Write out the entries below once more, exactly, with the pictures left out.

-=-=-

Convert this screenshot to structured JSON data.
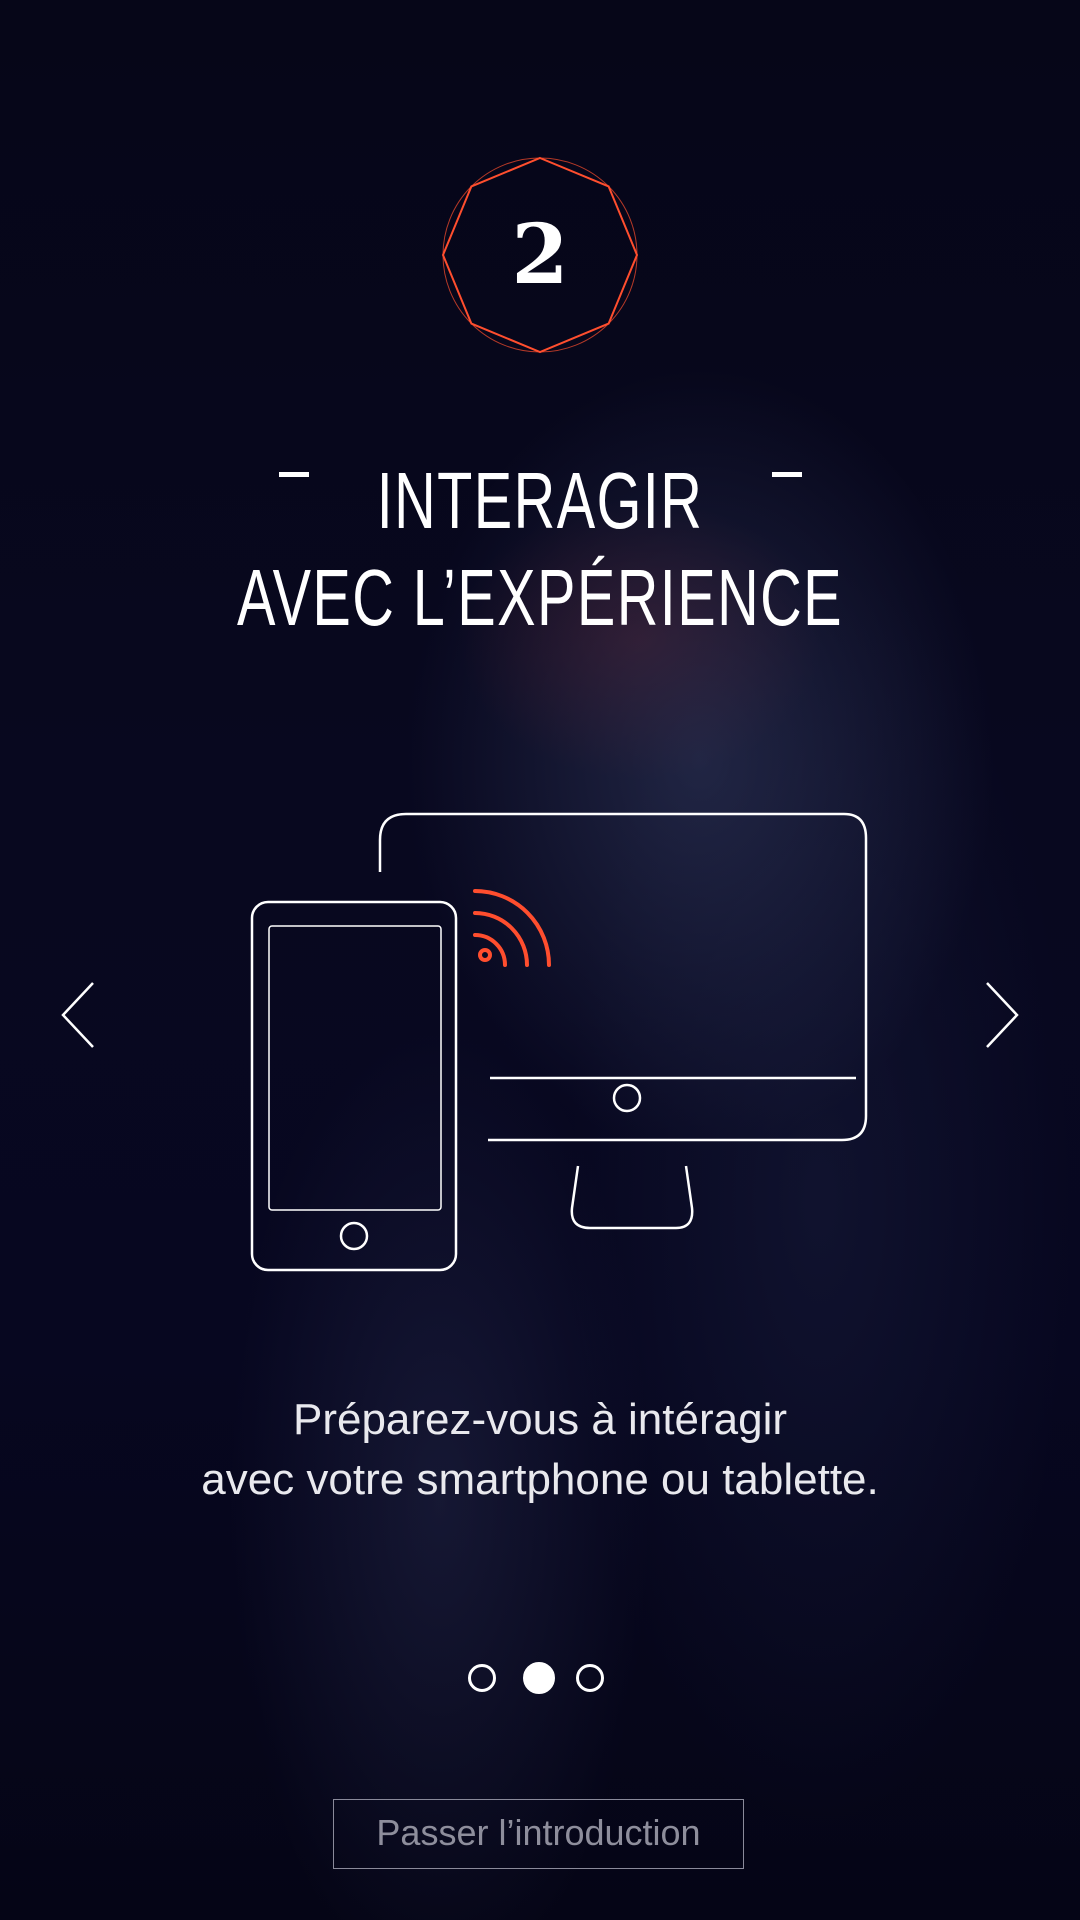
{
  "step": {
    "number": "2",
    "badge_color": "#ff4e2e"
  },
  "title": {
    "line1": "INTERAGIR",
    "line2": "AVEC L’EXPÉRIENCE",
    "dash": "-"
  },
  "illustration": {
    "icons": [
      "smartphone-icon",
      "monitor-icon",
      "wireless-signal-icon"
    ],
    "accent_color": "#ff4e2e",
    "line_color": "#ffffff"
  },
  "navigation": {
    "prev_icon": "chevron-left-icon",
    "next_icon": "chevron-right-icon"
  },
  "description": {
    "line1": "Préparez-vous à intéragir",
    "line2": "avec votre smartphone ou tablette."
  },
  "pager": {
    "total": 3,
    "active_index": 1
  },
  "skip_button": {
    "label": "Passer l’introduction"
  },
  "colors": {
    "background": "#06061a",
    "text": "#ffffff",
    "accent": "#ff4e2e",
    "muted": "#8e8e9c"
  }
}
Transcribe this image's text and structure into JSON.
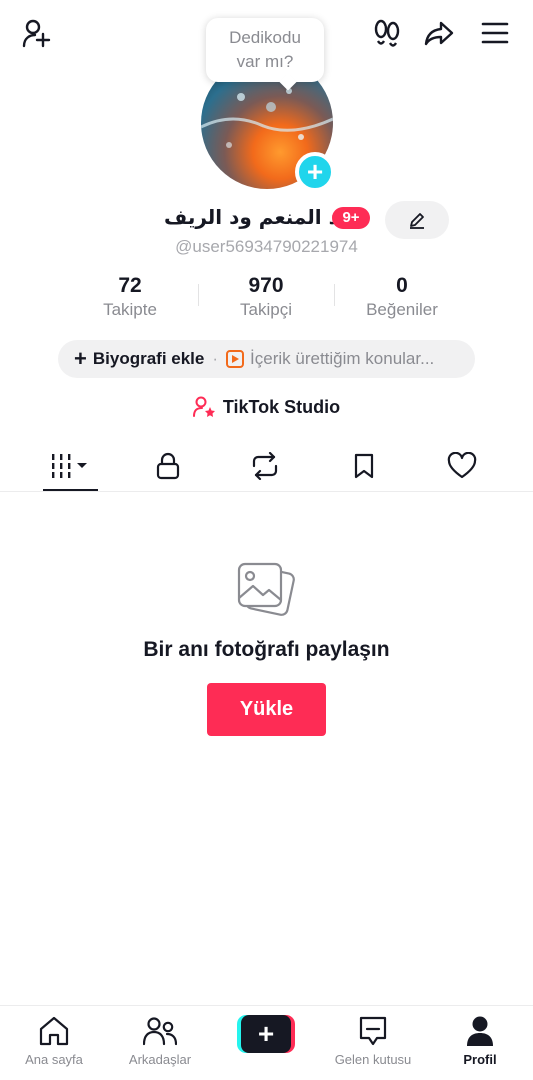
{
  "bubble": {
    "line1": "Dedikodu",
    "line2": "var mı?"
  },
  "profile": {
    "name": "عبد المنعم ود الريف",
    "notification_badge": "9+",
    "handle": "@user56934790221974"
  },
  "stats": [
    {
      "value": "72",
      "label": "Takipte"
    },
    {
      "value": "970",
      "label": "Takipçi"
    },
    {
      "value": "0",
      "label": "Beğeniler"
    }
  ],
  "bio": {
    "add_label": "Biyografi ekle",
    "separator": "·",
    "interest_label": "İçerik ürettiğim konular..."
  },
  "studio": {
    "label": "TikTok Studio"
  },
  "empty_state": {
    "title": "Bir anı fotoğrafı paylaşın",
    "button_label": "Yükle"
  },
  "bottom_nav": [
    {
      "label": "Ana sayfa"
    },
    {
      "label": "Arkadaşlar"
    },
    {
      "label": ""
    },
    {
      "label": "Gelen kutusu"
    },
    {
      "label": "Profil"
    }
  ],
  "colors": {
    "accent": "#fe2c55",
    "cyan": "#25f4ee",
    "avatar_add": "#20d5ec",
    "text": "#161823",
    "muted": "#8a8b91"
  },
  "icons": [
    "add-friend-icon",
    "footprints-icon",
    "share-icon",
    "menu-icon",
    "pencil-icon",
    "plus-icon",
    "play-square-icon",
    "studio-icon",
    "grid-icon",
    "lock-icon",
    "repost-icon",
    "bookmark-icon",
    "heart-icon",
    "photo-icon",
    "home-icon",
    "friends-icon",
    "create-icon",
    "inbox-icon",
    "profile-icon"
  ]
}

-=-=-

→ **The response**:
Convert this screenshot to structured JSON data.
{
  "step": {
    "number": "2",
    "badge_color": "#ff4e2e"
  },
  "title": {
    "line1": "INTERAGIR",
    "line2": "AVEC L’EXPÉRIENCE",
    "dash": "-"
  },
  "illustration": {
    "icons": [
      "smartphone-icon",
      "monitor-icon",
      "wireless-signal-icon"
    ],
    "accent_color": "#ff4e2e",
    "line_color": "#ffffff"
  },
  "navigation": {
    "prev_icon": "chevron-left-icon",
    "next_icon": "chevron-right-icon"
  },
  "description": {
    "line1": "Préparez-vous à intéragir",
    "line2": "avec votre smartphone ou tablette."
  },
  "pager": {
    "total": 3,
    "active_index": 1
  },
  "skip_button": {
    "label": "Passer l’introduction"
  },
  "colors": {
    "background": "#06061a",
    "text": "#ffffff",
    "accent": "#ff4e2e",
    "muted": "#8e8e9c"
  }
}
Transcribe this image's text and structure into JSON.
{
  "bubble": {
    "line1": "Dedikodu",
    "line2": "var mı?"
  },
  "profile": {
    "name": "عبد المنعم ود الريف",
    "notification_badge": "9+",
    "handle": "@user56934790221974"
  },
  "stats": [
    {
      "value": "72",
      "label": "Takipte"
    },
    {
      "value": "970",
      "label": "Takipçi"
    },
    {
      "value": "0",
      "label": "Beğeniler"
    }
  ],
  "bio": {
    "add_label": "Biyografi ekle",
    "separator": "·",
    "interest_label": "İçerik ürettiğim konular..."
  },
  "studio": {
    "label": "TikTok Studio"
  },
  "empty_state": {
    "title": "Bir anı fotoğrafı paylaşın",
    "button_label": "Yükle"
  },
  "bottom_nav": [
    {
      "label": "Ana sayfa"
    },
    {
      "label": "Arkadaşlar"
    },
    {
      "label": ""
    },
    {
      "label": "Gelen kutusu"
    },
    {
      "label": "Profil"
    }
  ],
  "colors": {
    "accent": "#fe2c55",
    "cyan": "#25f4ee",
    "avatar_add": "#20d5ec",
    "text": "#161823",
    "muted": "#8a8b91"
  },
  "icons": [
    "add-friend-icon",
    "footprints-icon",
    "share-icon",
    "menu-icon",
    "pencil-icon",
    "plus-icon",
    "play-square-icon",
    "studio-icon",
    "grid-icon",
    "lock-icon",
    "repost-icon",
    "bookmark-icon",
    "heart-icon",
    "photo-icon",
    "home-icon",
    "friends-icon",
    "create-icon",
    "inbox-icon",
    "profile-icon"
  ]
}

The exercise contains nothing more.